→ WRITTEN PROBLEM
Reproduce each line from the records that holds "members".

>> begin DATASET EXCERPTS

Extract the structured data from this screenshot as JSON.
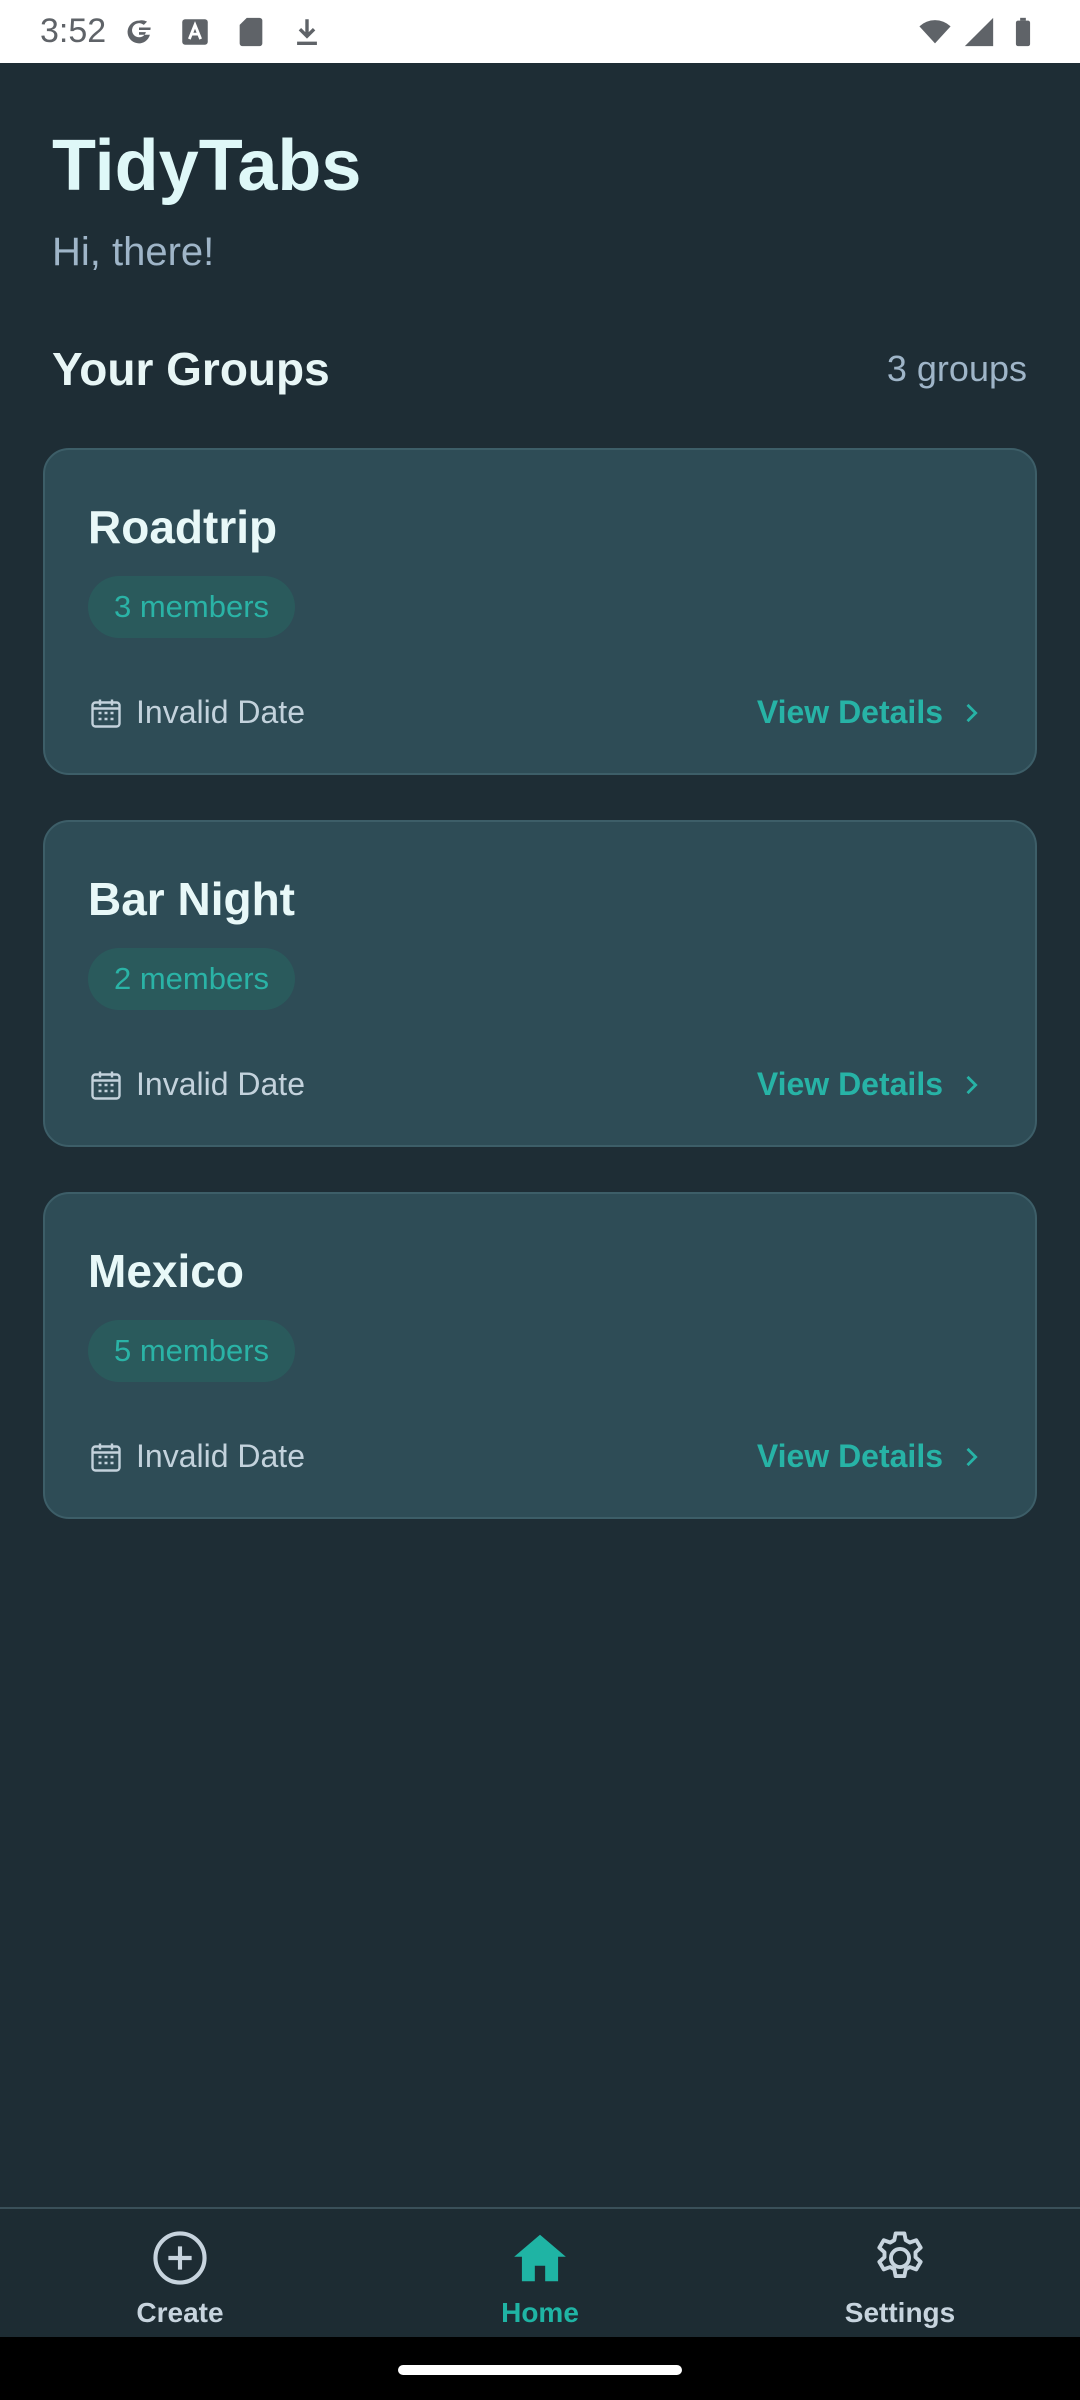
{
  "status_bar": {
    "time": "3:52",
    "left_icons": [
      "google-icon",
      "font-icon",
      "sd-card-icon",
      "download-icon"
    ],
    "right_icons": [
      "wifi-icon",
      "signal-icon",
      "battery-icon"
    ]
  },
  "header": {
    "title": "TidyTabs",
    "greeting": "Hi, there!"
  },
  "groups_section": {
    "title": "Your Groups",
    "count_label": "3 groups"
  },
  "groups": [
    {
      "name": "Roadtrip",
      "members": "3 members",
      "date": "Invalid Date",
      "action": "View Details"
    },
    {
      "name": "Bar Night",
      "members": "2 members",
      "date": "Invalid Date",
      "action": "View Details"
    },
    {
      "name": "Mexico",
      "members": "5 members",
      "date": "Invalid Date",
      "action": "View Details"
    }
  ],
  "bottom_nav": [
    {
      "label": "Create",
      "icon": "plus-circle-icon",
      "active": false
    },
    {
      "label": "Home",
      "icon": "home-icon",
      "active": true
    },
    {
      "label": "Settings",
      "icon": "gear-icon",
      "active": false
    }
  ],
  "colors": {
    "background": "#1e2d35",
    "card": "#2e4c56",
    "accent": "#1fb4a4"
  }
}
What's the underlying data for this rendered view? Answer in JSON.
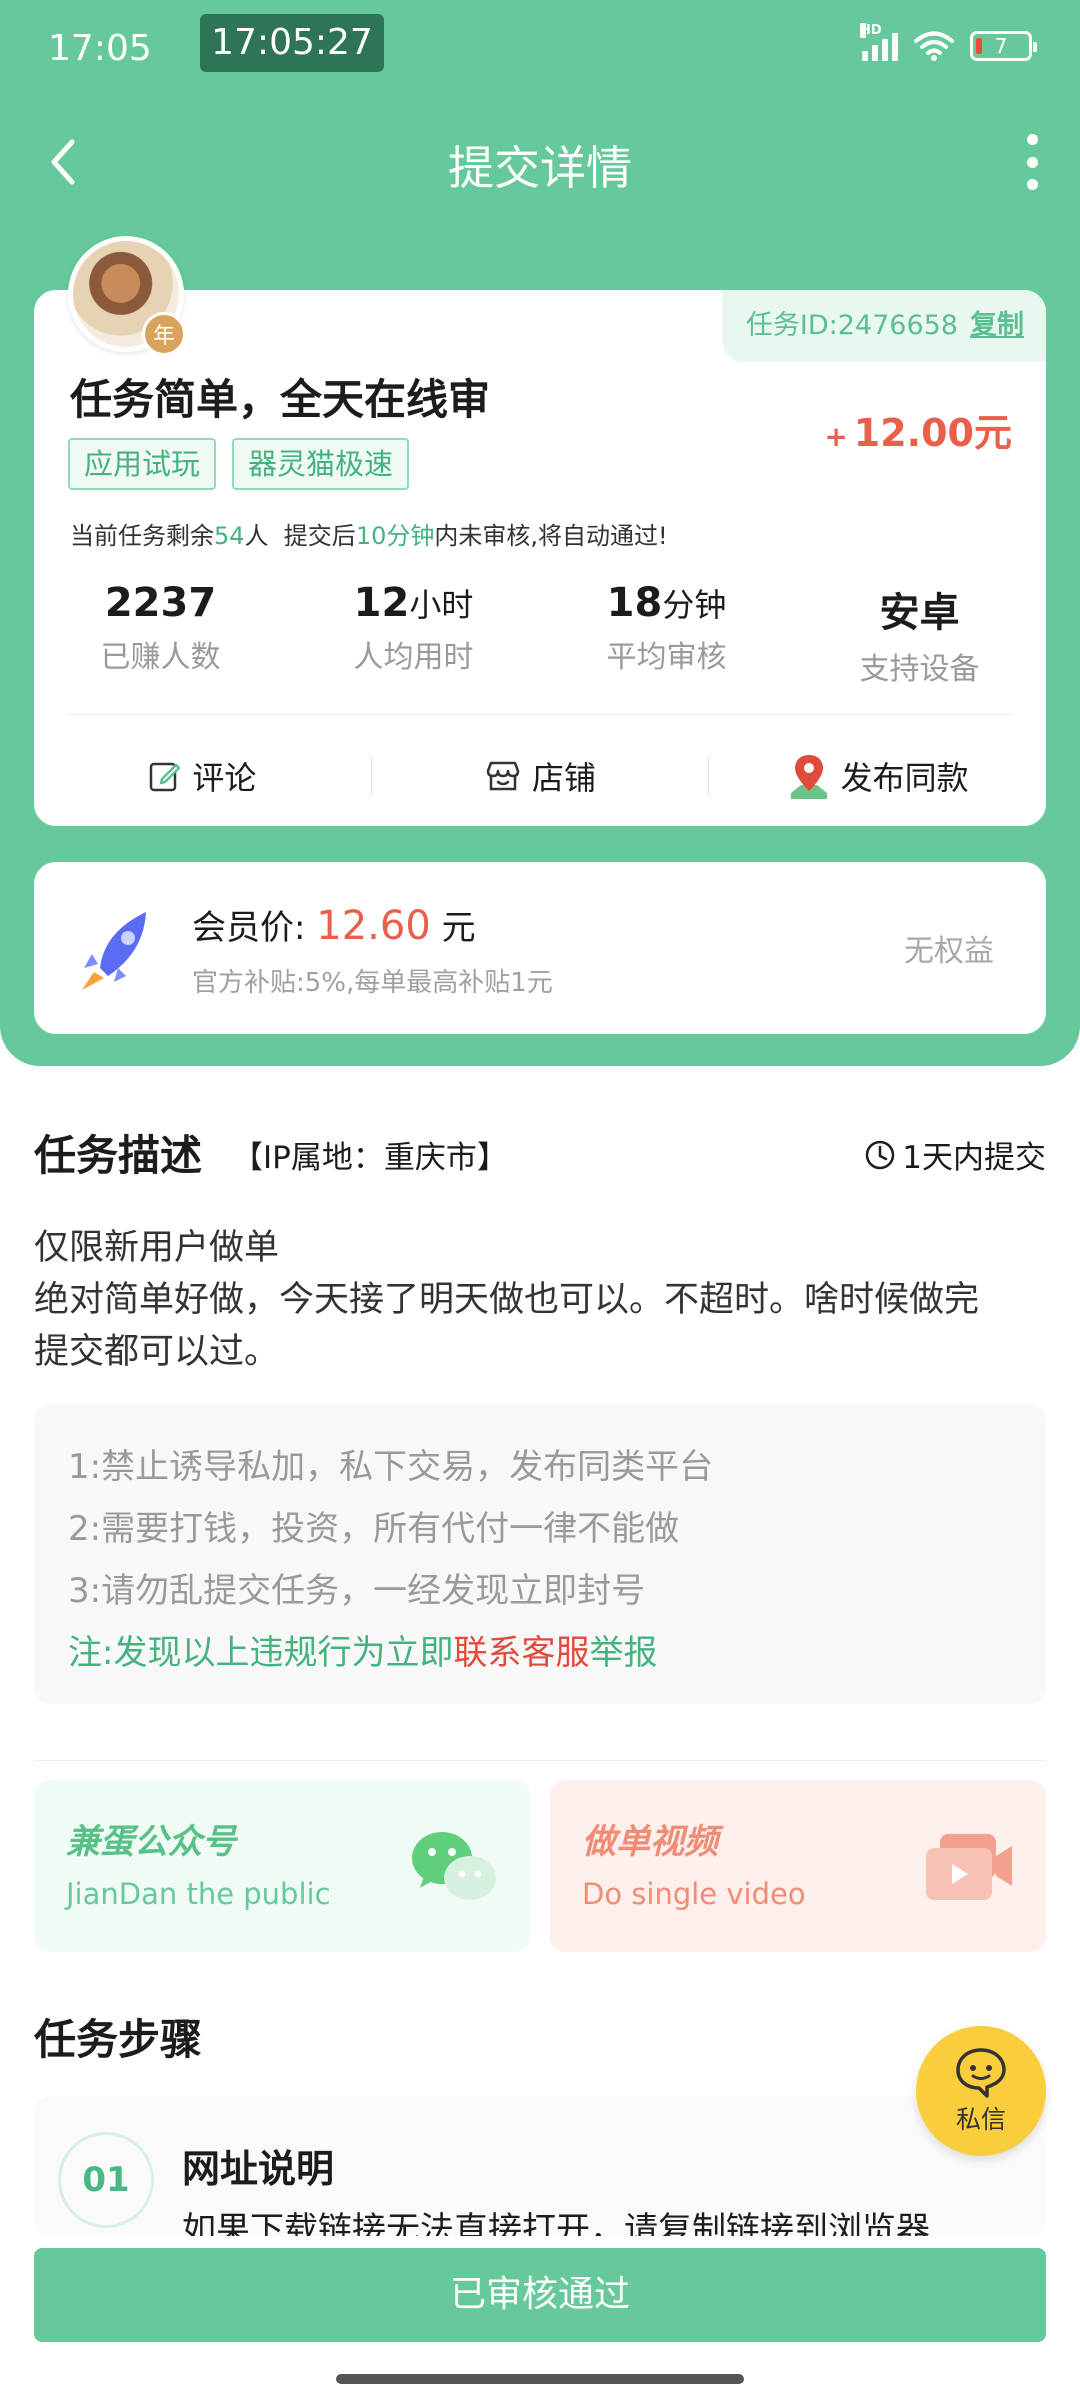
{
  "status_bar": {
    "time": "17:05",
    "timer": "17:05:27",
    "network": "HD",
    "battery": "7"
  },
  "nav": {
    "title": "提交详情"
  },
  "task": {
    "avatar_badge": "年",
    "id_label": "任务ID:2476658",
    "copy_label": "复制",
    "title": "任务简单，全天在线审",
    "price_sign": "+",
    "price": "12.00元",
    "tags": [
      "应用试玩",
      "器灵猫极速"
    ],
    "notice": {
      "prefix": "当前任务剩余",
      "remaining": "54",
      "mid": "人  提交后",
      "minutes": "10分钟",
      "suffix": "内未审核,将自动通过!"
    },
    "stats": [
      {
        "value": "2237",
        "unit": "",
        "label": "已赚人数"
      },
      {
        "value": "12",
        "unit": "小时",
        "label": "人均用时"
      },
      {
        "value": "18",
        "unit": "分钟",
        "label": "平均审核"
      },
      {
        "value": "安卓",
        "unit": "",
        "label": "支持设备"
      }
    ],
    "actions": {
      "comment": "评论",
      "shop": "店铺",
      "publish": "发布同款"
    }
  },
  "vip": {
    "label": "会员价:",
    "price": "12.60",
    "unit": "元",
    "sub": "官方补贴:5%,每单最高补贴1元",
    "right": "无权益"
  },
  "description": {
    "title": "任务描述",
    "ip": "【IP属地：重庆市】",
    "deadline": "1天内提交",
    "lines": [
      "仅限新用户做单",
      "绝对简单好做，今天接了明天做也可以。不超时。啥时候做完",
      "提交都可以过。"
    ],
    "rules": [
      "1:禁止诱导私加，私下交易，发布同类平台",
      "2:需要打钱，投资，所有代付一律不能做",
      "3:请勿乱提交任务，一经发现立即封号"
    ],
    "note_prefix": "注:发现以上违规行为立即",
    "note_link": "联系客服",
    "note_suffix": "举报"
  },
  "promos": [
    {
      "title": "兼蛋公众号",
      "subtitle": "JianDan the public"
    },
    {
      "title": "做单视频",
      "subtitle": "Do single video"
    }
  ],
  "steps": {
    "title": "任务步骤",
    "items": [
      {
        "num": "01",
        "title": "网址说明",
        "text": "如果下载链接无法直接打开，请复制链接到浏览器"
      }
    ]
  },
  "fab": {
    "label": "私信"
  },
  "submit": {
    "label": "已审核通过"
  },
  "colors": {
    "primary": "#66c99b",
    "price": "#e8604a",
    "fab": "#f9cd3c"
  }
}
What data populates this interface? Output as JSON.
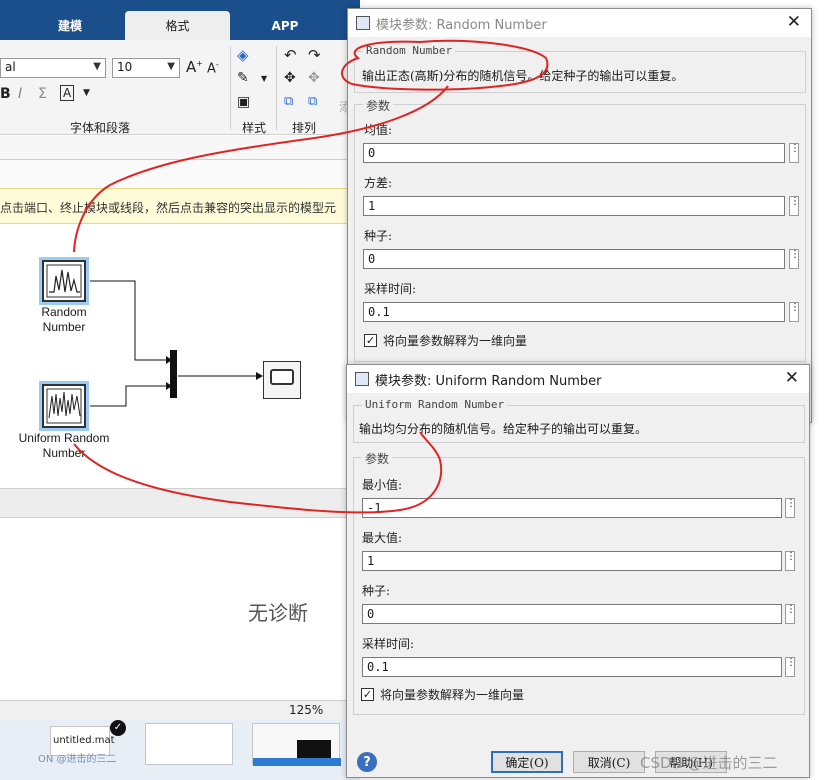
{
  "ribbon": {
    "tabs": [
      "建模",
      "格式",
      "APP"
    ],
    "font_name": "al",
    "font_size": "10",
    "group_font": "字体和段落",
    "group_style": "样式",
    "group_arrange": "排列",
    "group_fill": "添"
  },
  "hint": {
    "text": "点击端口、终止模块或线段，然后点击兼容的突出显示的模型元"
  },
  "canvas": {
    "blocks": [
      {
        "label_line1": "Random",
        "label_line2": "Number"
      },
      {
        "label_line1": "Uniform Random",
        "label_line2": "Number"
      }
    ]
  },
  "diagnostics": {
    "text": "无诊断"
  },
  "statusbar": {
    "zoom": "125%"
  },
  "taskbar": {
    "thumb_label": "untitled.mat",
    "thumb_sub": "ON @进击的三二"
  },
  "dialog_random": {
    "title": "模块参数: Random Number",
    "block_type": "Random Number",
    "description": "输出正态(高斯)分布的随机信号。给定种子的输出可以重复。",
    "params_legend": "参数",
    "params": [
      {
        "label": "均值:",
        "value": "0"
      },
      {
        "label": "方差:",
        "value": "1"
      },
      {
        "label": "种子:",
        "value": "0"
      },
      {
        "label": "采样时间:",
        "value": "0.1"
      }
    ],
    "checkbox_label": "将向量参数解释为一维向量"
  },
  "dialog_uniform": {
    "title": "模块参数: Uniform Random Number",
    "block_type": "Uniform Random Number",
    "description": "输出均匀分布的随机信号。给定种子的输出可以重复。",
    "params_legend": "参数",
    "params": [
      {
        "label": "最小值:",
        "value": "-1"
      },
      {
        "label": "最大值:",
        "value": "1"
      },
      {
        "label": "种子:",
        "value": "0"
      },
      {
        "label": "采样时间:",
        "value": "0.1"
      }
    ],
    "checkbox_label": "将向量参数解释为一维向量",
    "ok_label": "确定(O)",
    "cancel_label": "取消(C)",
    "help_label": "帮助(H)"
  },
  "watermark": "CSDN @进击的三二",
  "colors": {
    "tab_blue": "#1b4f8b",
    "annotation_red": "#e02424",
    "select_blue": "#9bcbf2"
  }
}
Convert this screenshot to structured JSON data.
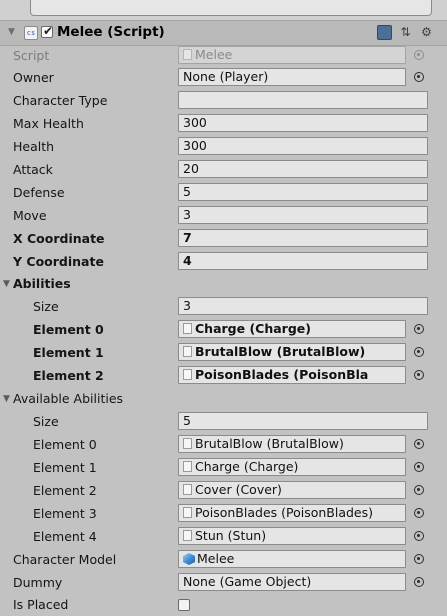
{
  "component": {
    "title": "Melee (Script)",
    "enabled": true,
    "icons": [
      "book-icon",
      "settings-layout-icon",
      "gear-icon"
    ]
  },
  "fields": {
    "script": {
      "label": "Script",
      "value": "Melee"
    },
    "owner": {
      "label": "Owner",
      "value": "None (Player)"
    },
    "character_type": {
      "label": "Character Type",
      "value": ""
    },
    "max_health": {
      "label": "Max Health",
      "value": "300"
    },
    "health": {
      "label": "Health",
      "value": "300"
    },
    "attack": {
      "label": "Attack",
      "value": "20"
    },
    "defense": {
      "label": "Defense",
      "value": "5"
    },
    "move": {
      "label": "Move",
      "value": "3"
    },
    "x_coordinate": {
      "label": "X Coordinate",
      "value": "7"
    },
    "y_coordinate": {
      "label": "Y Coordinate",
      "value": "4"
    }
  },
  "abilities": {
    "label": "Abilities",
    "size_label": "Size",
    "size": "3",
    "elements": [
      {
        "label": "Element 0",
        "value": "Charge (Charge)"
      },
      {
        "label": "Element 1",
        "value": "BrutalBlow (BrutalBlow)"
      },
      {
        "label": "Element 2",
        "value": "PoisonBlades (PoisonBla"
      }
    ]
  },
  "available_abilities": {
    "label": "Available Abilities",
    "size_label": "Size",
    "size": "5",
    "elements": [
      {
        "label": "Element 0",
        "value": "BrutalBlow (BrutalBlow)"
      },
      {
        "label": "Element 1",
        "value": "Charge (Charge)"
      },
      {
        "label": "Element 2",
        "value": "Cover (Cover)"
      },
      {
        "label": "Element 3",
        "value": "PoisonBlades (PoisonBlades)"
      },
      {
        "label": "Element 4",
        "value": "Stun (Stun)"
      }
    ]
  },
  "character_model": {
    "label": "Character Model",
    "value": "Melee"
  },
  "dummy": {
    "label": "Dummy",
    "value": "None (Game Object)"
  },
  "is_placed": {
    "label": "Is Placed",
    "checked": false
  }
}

>> end DATASET EXCERPTS

→ RESPONSE TO THIS EXERCISE
      "members": "3 members",
      "members": "2 members",
      "members": "5 members",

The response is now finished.